◆ YOUR TASK: Check each line below for the word "this", and copy those that have it.

╭─ GIVEN DATA

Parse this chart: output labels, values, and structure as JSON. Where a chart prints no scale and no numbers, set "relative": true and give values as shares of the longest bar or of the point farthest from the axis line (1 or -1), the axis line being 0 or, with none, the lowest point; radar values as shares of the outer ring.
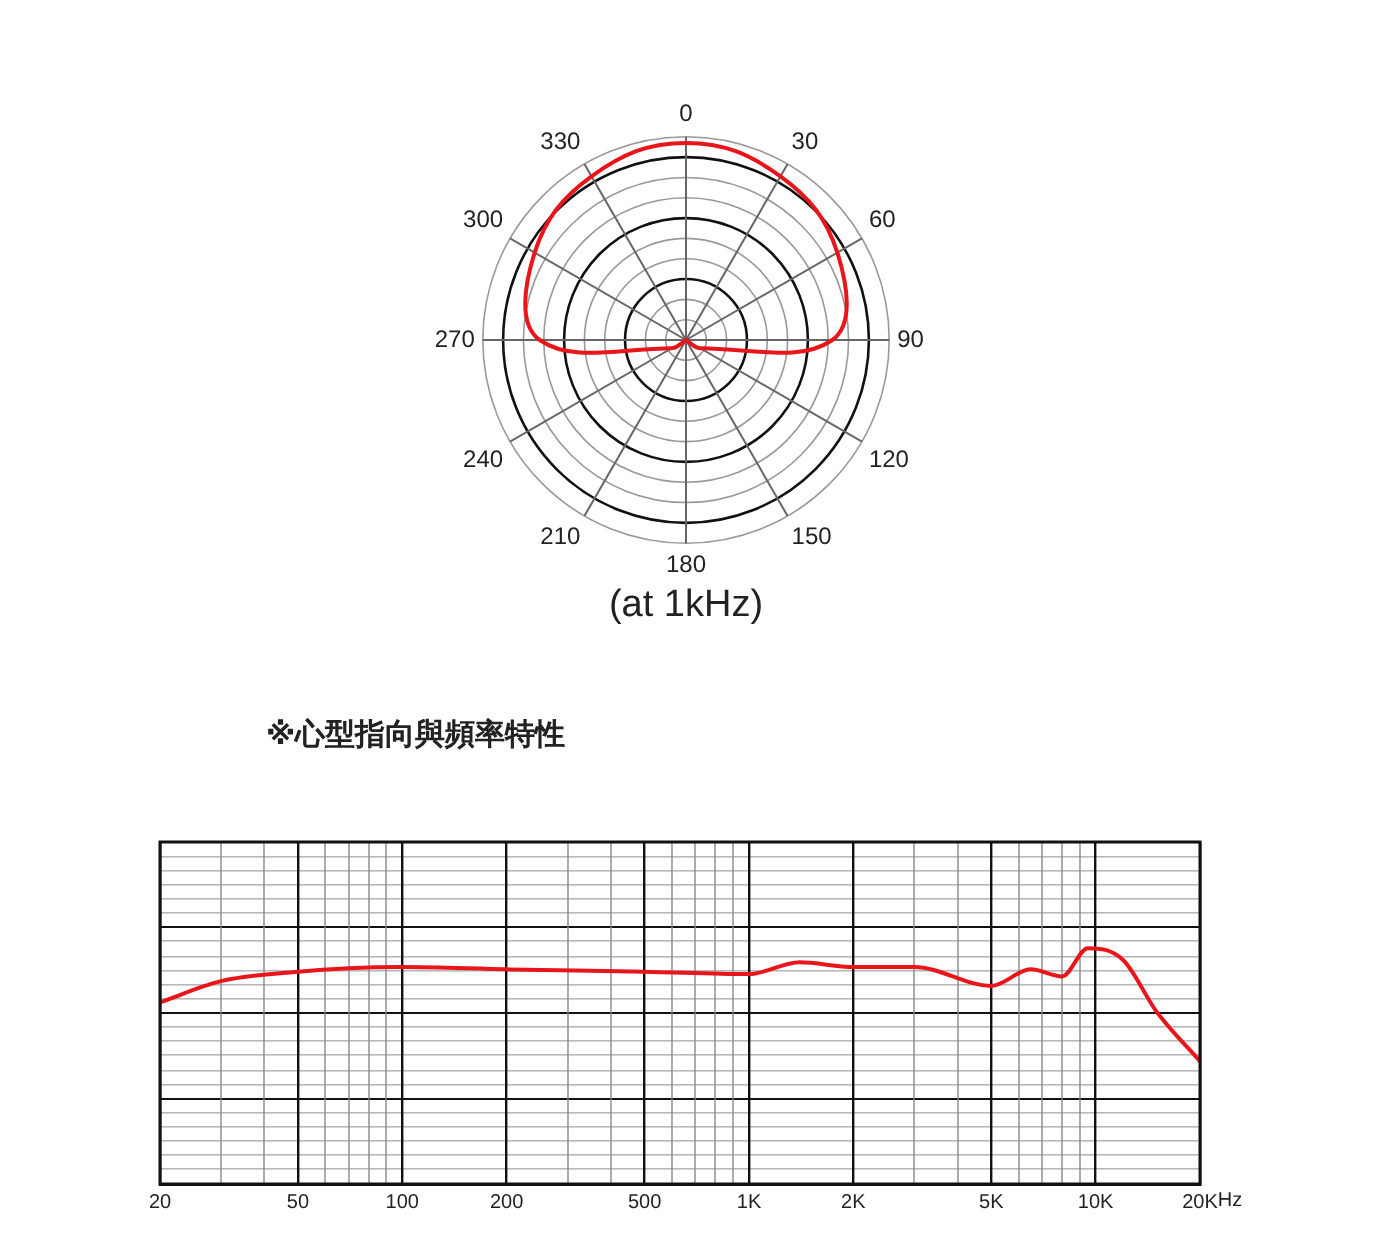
{
  "chart_data": [
    {
      "type": "radar",
      "categories": [
        "0",
        "30",
        "60",
        "90",
        "120",
        "150",
        "180",
        "210",
        "240",
        "270",
        "300",
        "330"
      ],
      "relative": true,
      "grid": true,
      "marker": "none",
      "annotations": [
        "(at 1kHz)"
      ],
      "series": [
        {
          "color": "#e8151b",
          "values": [
            0.97,
            0.93,
            0.86,
            0.72,
            0.08,
            0,
            0,
            0,
            0.08,
            0.72,
            0.86,
            0.93
          ]
        }
      ]
    },
    {
      "type": "line",
      "title": "※心型指向與頻率特性",
      "relative": true,
      "grid": true,
      "marker": "none",
      "log": "x",
      "xlim": [
        20,
        20000
      ],
      "xticks": [
        20,
        {
          "value": 30,
          "label": null
        },
        {
          "value": 40,
          "label": null
        },
        50,
        {
          "value": 60,
          "label": null
        },
        {
          "value": 70,
          "label": null
        },
        {
          "value": 80,
          "label": null
        },
        {
          "value": 90,
          "label": null
        },
        100,
        200,
        {
          "value": 300,
          "label": null
        },
        {
          "value": 400,
          "label": null
        },
        500,
        {
          "value": 600,
          "label": null
        },
        {
          "value": 700,
          "label": null
        },
        {
          "value": 800,
          "label": null
        },
        {
          "value": 900,
          "label": null
        },
        {
          "value": 1000,
          "label": "1K"
        },
        {
          "value": 2000,
          "label": "2K"
        },
        {
          "value": 3000,
          "label": null
        },
        {
          "value": 4000,
          "label": null
        },
        {
          "value": 5000,
          "label": "5K"
        },
        {
          "value": 6000,
          "label": null
        },
        {
          "value": 7000,
          "label": null
        },
        {
          "value": 8000,
          "label": null
        },
        {
          "value": 9000,
          "label": null
        },
        {
          "value": 10000,
          "label": "10K"
        },
        {
          "value": 20000,
          "label": "20K"
        }
      ],
      "xlabel": "Hz",
      "x": [
        20,
        30,
        50,
        70,
        100,
        200,
        500,
        1000,
        1400,
        2000,
        3000,
        5000,
        6500,
        8000,
        9500,
        12000,
        15000,
        20000
      ],
      "series": [
        {
          "color": "#e8151b",
          "values": [
            0.77,
            0.86,
            0.9,
            0.915,
            0.92,
            0.91,
            0.9,
            0.89,
            0.94,
            0.92,
            0.92,
            0.84,
            0.91,
            0.88,
            1,
            0.95,
            0.73,
            0.52
          ]
        }
      ]
    }
  ]
}
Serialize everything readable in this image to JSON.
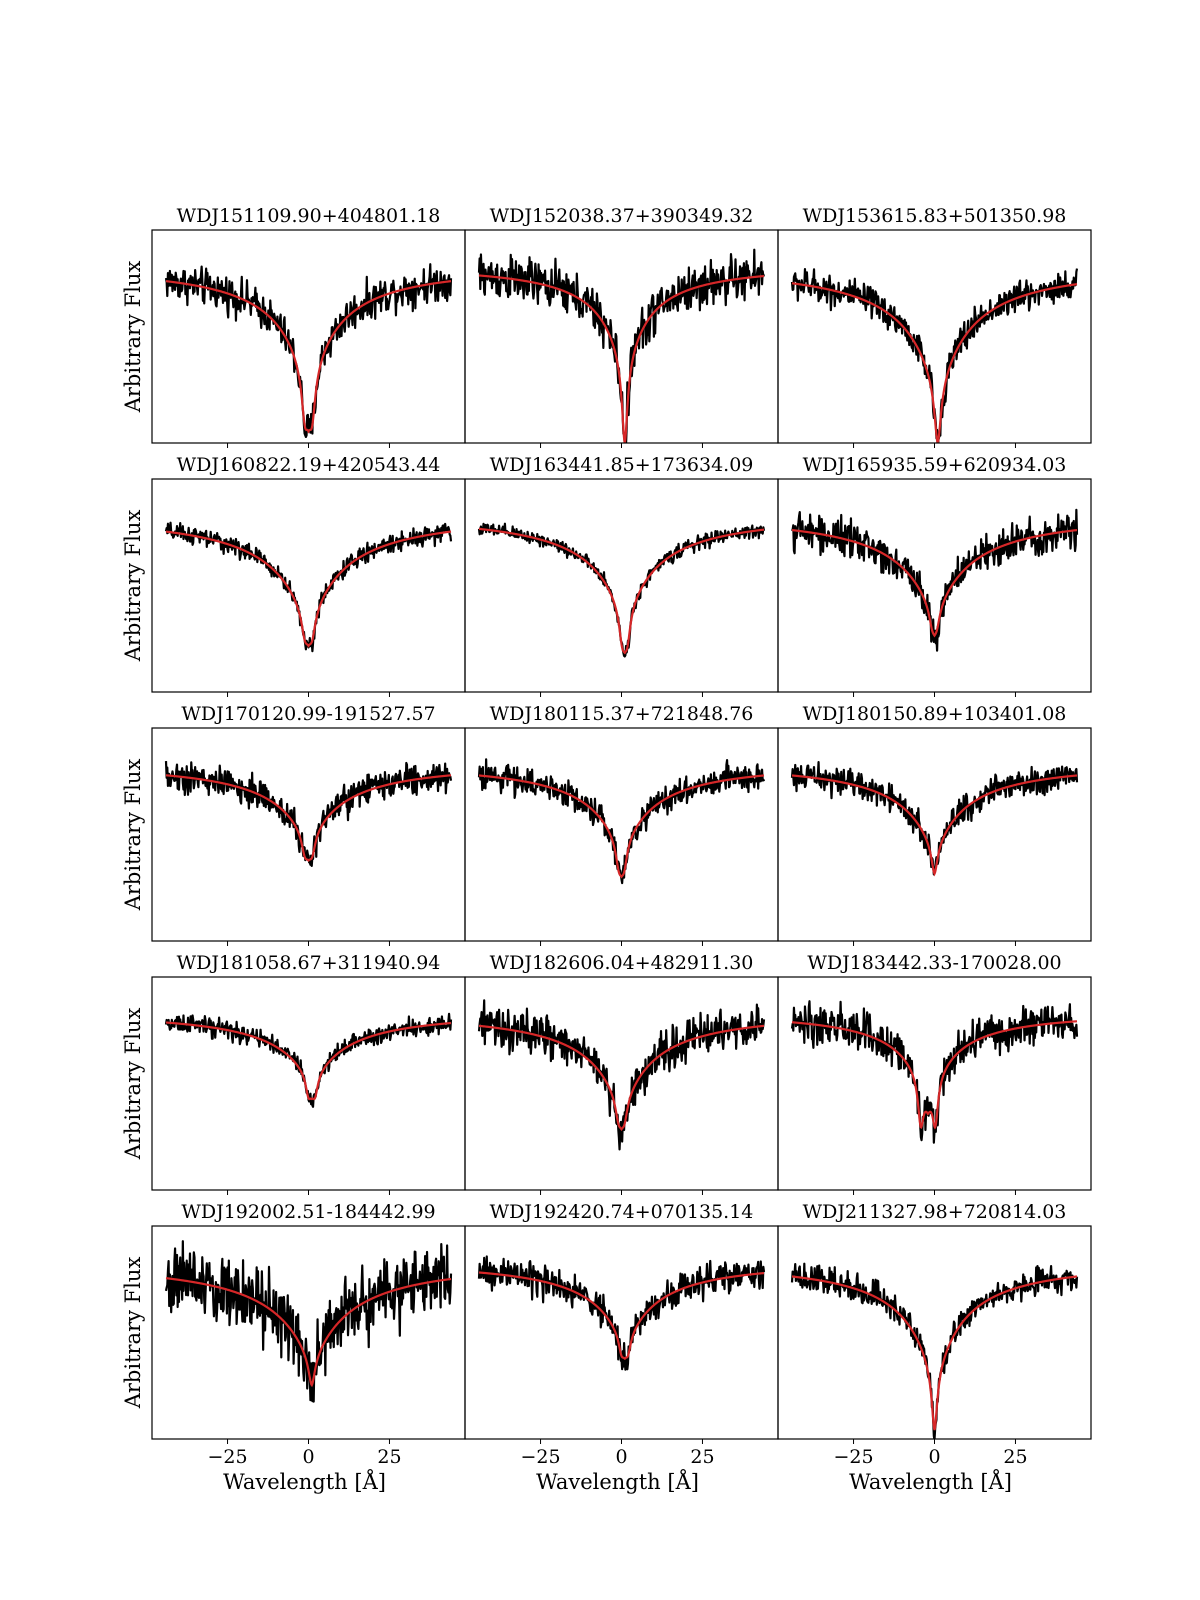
{
  "figure": {
    "xlabel": "Wavelength [Å]",
    "ylabel": "Arbitrary Flux",
    "xticks": [
      -25,
      0,
      25
    ],
    "xtick_labels": [
      "−25",
      "0",
      "25"
    ]
  },
  "colors": {
    "data": "#000000",
    "model": "#d62728",
    "axes": "#000000"
  },
  "chart_data": [
    {
      "type": "line",
      "title": "WDJ151109.90+404801.18",
      "xlim": [
        -44,
        44
      ],
      "ylim": [
        0.2,
        1.15
      ],
      "center": 0,
      "depth": 0.56,
      "width": 9,
      "core_depth": 0.28,
      "core_width": 1.2,
      "core_split": 2.2,
      "noise": 0.04,
      "series": [
        {
          "name": "",
          "role": "data"
        },
        {
          "name": "",
          "role": "model"
        }
      ]
    },
    {
      "type": "line",
      "title": "WDJ152038.37+390349.32",
      "xlim": [
        -44,
        44
      ],
      "ylim": [
        0.2,
        1.15
      ],
      "center": 1,
      "depth": 0.5,
      "width": 7,
      "core_depth": 0.3,
      "core_width": 1.0,
      "core_split": 0,
      "noise": 0.05,
      "series": [
        {
          "name": "",
          "role": "data"
        },
        {
          "name": "",
          "role": "model"
        }
      ]
    },
    {
      "type": "line",
      "title": "WDJ153615.83+501350.98",
      "xlim": [
        -44,
        44
      ],
      "ylim": [
        0.2,
        1.15
      ],
      "center": 1,
      "depth": 0.58,
      "width": 10,
      "core_depth": 0.22,
      "core_width": 1.2,
      "core_split": 0,
      "noise": 0.035,
      "series": [
        {
          "name": "",
          "role": "data"
        },
        {
          "name": "",
          "role": "model"
        }
      ]
    },
    {
      "type": "line",
      "title": "WDJ160822.19+420543.44",
      "xlim": [
        -44,
        44
      ],
      "ylim": [
        0.2,
        1.15
      ],
      "center": 0,
      "depth": 0.5,
      "width": 11,
      "core_depth": 0.14,
      "core_width": 1.2,
      "core_split": 2.2,
      "noise": 0.02,
      "series": [
        {
          "name": "",
          "role": "data"
        },
        {
          "name": "",
          "role": "model"
        }
      ]
    },
    {
      "type": "line",
      "title": "WDJ163441.85+173634.09",
      "xlim": [
        -44,
        44
      ],
      "ylim": [
        0.2,
        1.15
      ],
      "center": 1,
      "depth": 0.48,
      "width": 10,
      "core_depth": 0.18,
      "core_width": 1.1,
      "core_split": 1.6,
      "noise": 0.015,
      "series": [
        {
          "name": "",
          "role": "data"
        },
        {
          "name": "",
          "role": "model"
        }
      ]
    },
    {
      "type": "line",
      "title": "WDJ165935.59+620934.03",
      "xlim": [
        -44,
        44
      ],
      "ylim": [
        0.2,
        1.15
      ],
      "center": 0,
      "depth": 0.46,
      "width": 11,
      "core_depth": 0.1,
      "core_width": 1.1,
      "core_split": 1.4,
      "noise": 0.04,
      "series": [
        {
          "name": "",
          "role": "data"
        },
        {
          "name": "",
          "role": "model"
        }
      ]
    },
    {
      "type": "line",
      "title": "WDJ170120.99-191527.57",
      "xlim": [
        -44,
        44
      ],
      "ylim": [
        0.2,
        1.15
      ],
      "center": 0,
      "depth": 0.36,
      "width": 11,
      "core_depth": 0.12,
      "core_width": 1.2,
      "core_split": 2.2,
      "noise": 0.035,
      "series": [
        {
          "name": "",
          "role": "data"
        },
        {
          "name": "",
          "role": "model"
        }
      ]
    },
    {
      "type": "line",
      "title": "WDJ180115.37+721848.76",
      "xlim": [
        -44,
        44
      ],
      "ylim": [
        0.2,
        1.15
      ],
      "center": 0,
      "depth": 0.4,
      "width": 10,
      "core_depth": 0.14,
      "core_width": 1.1,
      "core_split": 1.6,
      "noise": 0.03,
      "series": [
        {
          "name": "",
          "role": "data"
        },
        {
          "name": "",
          "role": "model"
        }
      ]
    },
    {
      "type": "line",
      "title": "WDJ180150.89+103401.08",
      "xlim": [
        -44,
        44
      ],
      "ylim": [
        0.2,
        1.15
      ],
      "center": 0,
      "depth": 0.4,
      "width": 10,
      "core_depth": 0.1,
      "core_width": 1.1,
      "core_split": 0,
      "noise": 0.03,
      "series": [
        {
          "name": "",
          "role": "data"
        },
        {
          "name": "",
          "role": "model"
        }
      ]
    },
    {
      "type": "line",
      "title": "WDJ181058.67+311940.94",
      "xlim": [
        -44,
        44
      ],
      "ylim": [
        0.2,
        1.15
      ],
      "center": 1,
      "depth": 0.32,
      "width": 11,
      "core_depth": 0.12,
      "core_width": 1.0,
      "core_split": 2.0,
      "noise": 0.02,
      "series": [
        {
          "name": "",
          "role": "data"
        },
        {
          "name": "",
          "role": "model"
        }
      ]
    },
    {
      "type": "line",
      "title": "WDJ182606.04+482911.30",
      "xlim": [
        -44,
        44
      ],
      "ylim": [
        0.2,
        1.15
      ],
      "center": 0,
      "depth": 0.44,
      "width": 10,
      "core_depth": 0.12,
      "core_width": 1.1,
      "core_split": 1.8,
      "noise": 0.045,
      "series": [
        {
          "name": "",
          "role": "data"
        },
        {
          "name": "",
          "role": "model"
        }
      ]
    },
    {
      "type": "line",
      "title": "WDJ183442.33-170028.00",
      "xlim": [
        -44,
        44
      ],
      "ylim": [
        0.2,
        1.15
      ],
      "center": -2,
      "depth": 0.4,
      "width": 8,
      "core_depth": 0.3,
      "core_width": 1.0,
      "core_split": 4.5,
      "noise": 0.045,
      "series": [
        {
          "name": "",
          "role": "data"
        },
        {
          "name": "",
          "role": "model"
        }
      ]
    },
    {
      "type": "line",
      "title": "WDJ192002.51-184442.99",
      "xlim": [
        -44,
        44
      ],
      "ylim": [
        0.2,
        1.15
      ],
      "center": 1,
      "depth": 0.46,
      "width": 12,
      "core_depth": 0.1,
      "core_width": 1.2,
      "core_split": 0,
      "noise": 0.08,
      "series": [
        {
          "name": "",
          "role": "data"
        },
        {
          "name": "",
          "role": "model"
        }
      ]
    },
    {
      "type": "line",
      "title": "WDJ192420.74+070135.14",
      "xlim": [
        -44,
        44
      ],
      "ylim": [
        0.2,
        1.15
      ],
      "center": 1,
      "depth": 0.38,
      "width": 10,
      "core_depth": 0.1,
      "core_width": 1.0,
      "core_split": 2.0,
      "noise": 0.035,
      "series": [
        {
          "name": "",
          "role": "data"
        },
        {
          "name": "",
          "role": "model"
        }
      ]
    },
    {
      "type": "line",
      "title": "WDJ211327.98+720814.03",
      "xlim": [
        -44,
        44
      ],
      "ylim": [
        0.2,
        1.15
      ],
      "center": 0,
      "depth": 0.54,
      "width": 9,
      "core_depth": 0.22,
      "core_width": 1.0,
      "core_split": 0,
      "noise": 0.03,
      "series": [
        {
          "name": "",
          "role": "data"
        },
        {
          "name": "",
          "role": "model"
        }
      ]
    }
  ]
}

╰─

◆ WRITTEN ANSWER:
Parse this chart: output labels, values, and structure as JSON. Where a chart prints no scale and no numbers, set "relative": true and give values as shares of the longest bar or of the point farthest from the axis line (1 or -1), the axis line being 0 or, with none, the lowest point; radar values as shares of the outer ring.
Serialize everything readable in this image to JSON.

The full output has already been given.